*Request:*
Repeat every record below exactly, omitting any pictures.
[start Provided data]
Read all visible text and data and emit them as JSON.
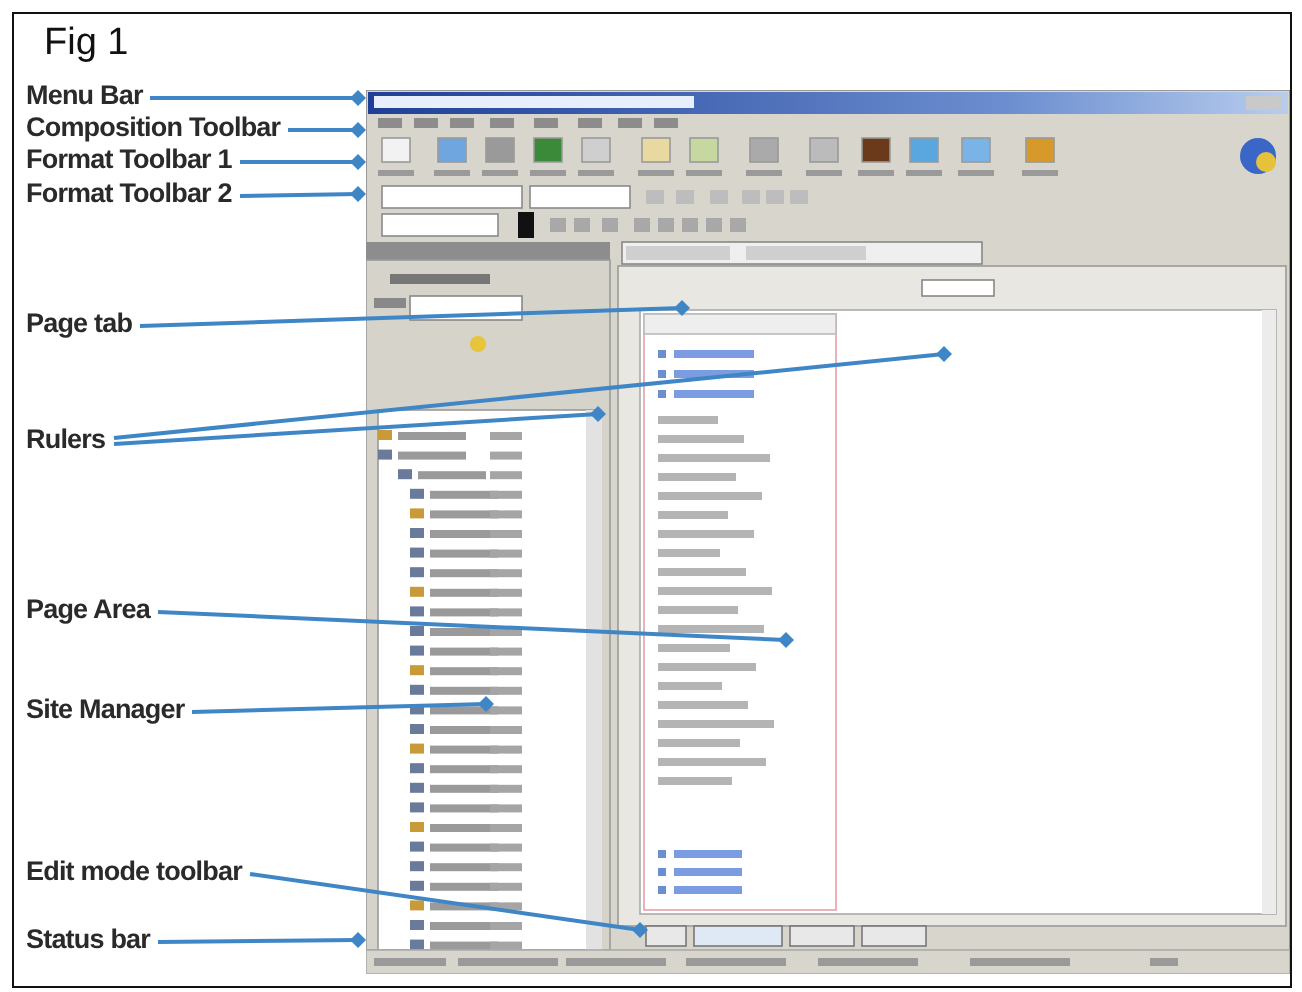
{
  "figure": {
    "title": "Fig 1"
  },
  "callouts": [
    {
      "label": "Menu Bar"
    },
    {
      "label": "Composition Toolbar"
    },
    {
      "label": "Format Toolbar 1"
    },
    {
      "label": "Format Toolbar 2"
    },
    {
      "label": "Page tab"
    },
    {
      "label": "Rulers"
    },
    {
      "label": "Page Area"
    },
    {
      "label": "Site Manager"
    },
    {
      "label": "Edit mode toolbar"
    },
    {
      "label": "Status bar"
    }
  ]
}
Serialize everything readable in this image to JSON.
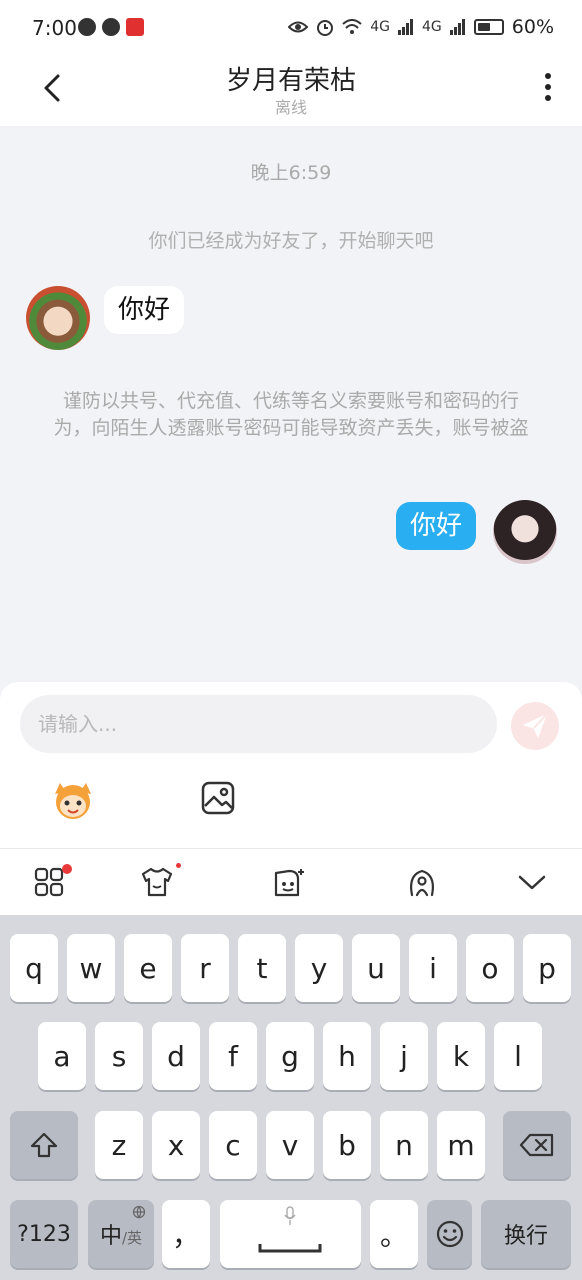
[end Provided data]
*Response for this exercise:*
Read all visible text and data and emit them as JSON.
{
  "figure": {
    "title": "Fig 1"
  },
  "callouts": [
    {
      "label": "Menu Bar"
    },
    {
      "label": "Composition Toolbar"
    },
    {
      "label": "Format Toolbar 1"
    },
    {
      "label": "Format Toolbar 2"
    },
    {
      "label": "Page tab"
    },
    {
      "label": "Rulers"
    },
    {
      "label": "Page Area"
    },
    {
      "label": "Site Manager"
    },
    {
      "label": "Edit mode toolbar"
    },
    {
      "label": "Status bar"
    }
  ]
}
Serialize everything readable in this image to JSON.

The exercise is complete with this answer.